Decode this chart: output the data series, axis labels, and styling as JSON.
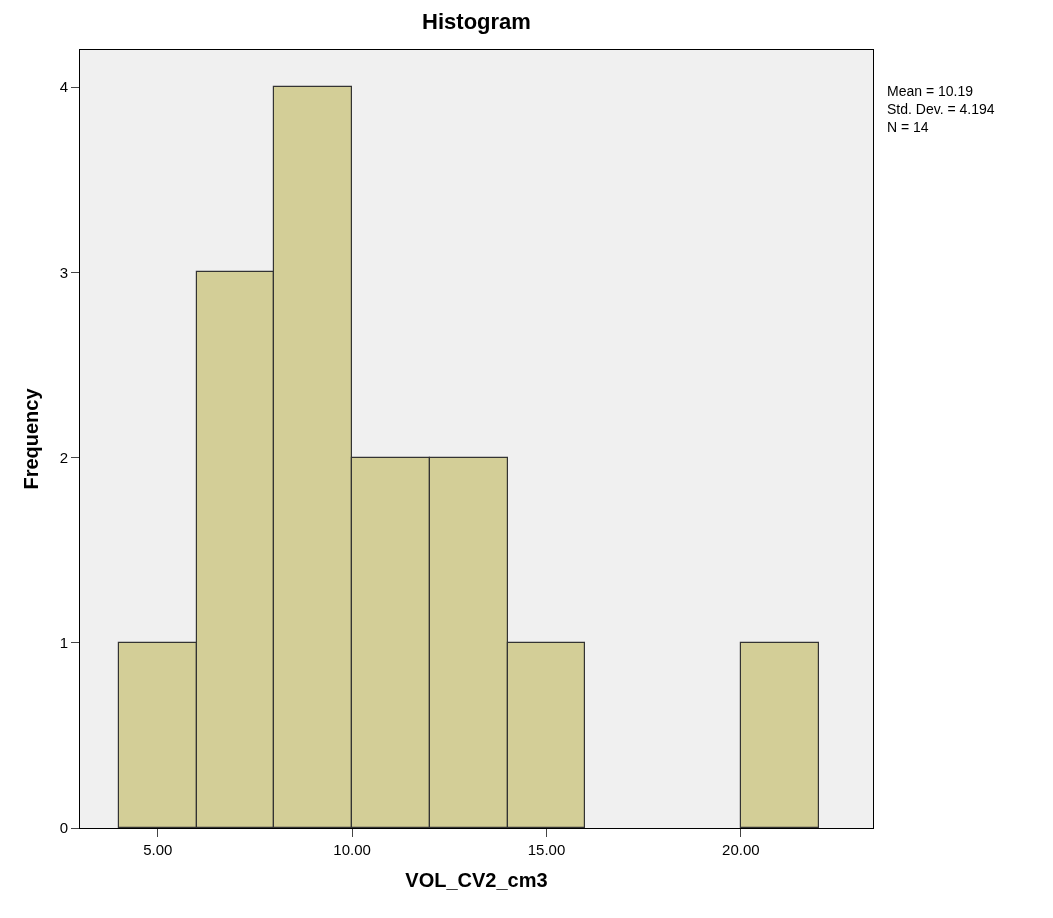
{
  "chart_data": {
    "type": "histogram",
    "title": "Histogram",
    "xlabel": "VOL_CV2_cm3",
    "ylabel": "Frequency",
    "bins": [
      4,
      6,
      8,
      10,
      12,
      14,
      16,
      18,
      20,
      22
    ],
    "values": [
      1,
      3,
      4,
      2,
      2,
      1,
      0,
      0,
      1
    ],
    "color": "#d3ce97",
    "xlim": [
      3,
      23.4
    ],
    "xticks": [
      {
        "value": 5,
        "label": "5.00"
      },
      {
        "value": 10,
        "label": "10.00"
      },
      {
        "value": 15,
        "label": "15.00"
      },
      {
        "value": 20,
        "label": "20.00"
      }
    ],
    "ylim": [
      0,
      4.2
    ],
    "yticks": [
      0,
      1,
      2,
      3,
      4
    ],
    "grid": false,
    "annotations": [
      "Mean = 10.19\nStd. Dev. = 4.194\nN = 14"
    ]
  }
}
####
:: Directions for this task ::
Output, exactly, all the records above; include no pictures.

:: Output below ::
Decode this chart: output the data series, axis labels, and styling as JSON.
{
  "chart_data": {
    "type": "histogram",
    "title": "Histogram",
    "xlabel": "VOL_CV2_cm3",
    "ylabel": "Frequency",
    "bins": [
      4,
      6,
      8,
      10,
      12,
      14,
      16,
      18,
      20,
      22
    ],
    "values": [
      1,
      3,
      4,
      2,
      2,
      1,
      0,
      0,
      1
    ],
    "color": "#d3ce97",
    "xlim": [
      3,
      23.4
    ],
    "xticks": [
      {
        "value": 5,
        "label": "5.00"
      },
      {
        "value": 10,
        "label": "10.00"
      },
      {
        "value": 15,
        "label": "15.00"
      },
      {
        "value": 20,
        "label": "20.00"
      }
    ],
    "ylim": [
      0,
      4.2
    ],
    "yticks": [
      0,
      1,
      2,
      3,
      4
    ],
    "grid": false,
    "annotations": [
      "Mean = 10.19\nStd. Dev. = 4.194\nN = 14"
    ]
  }
}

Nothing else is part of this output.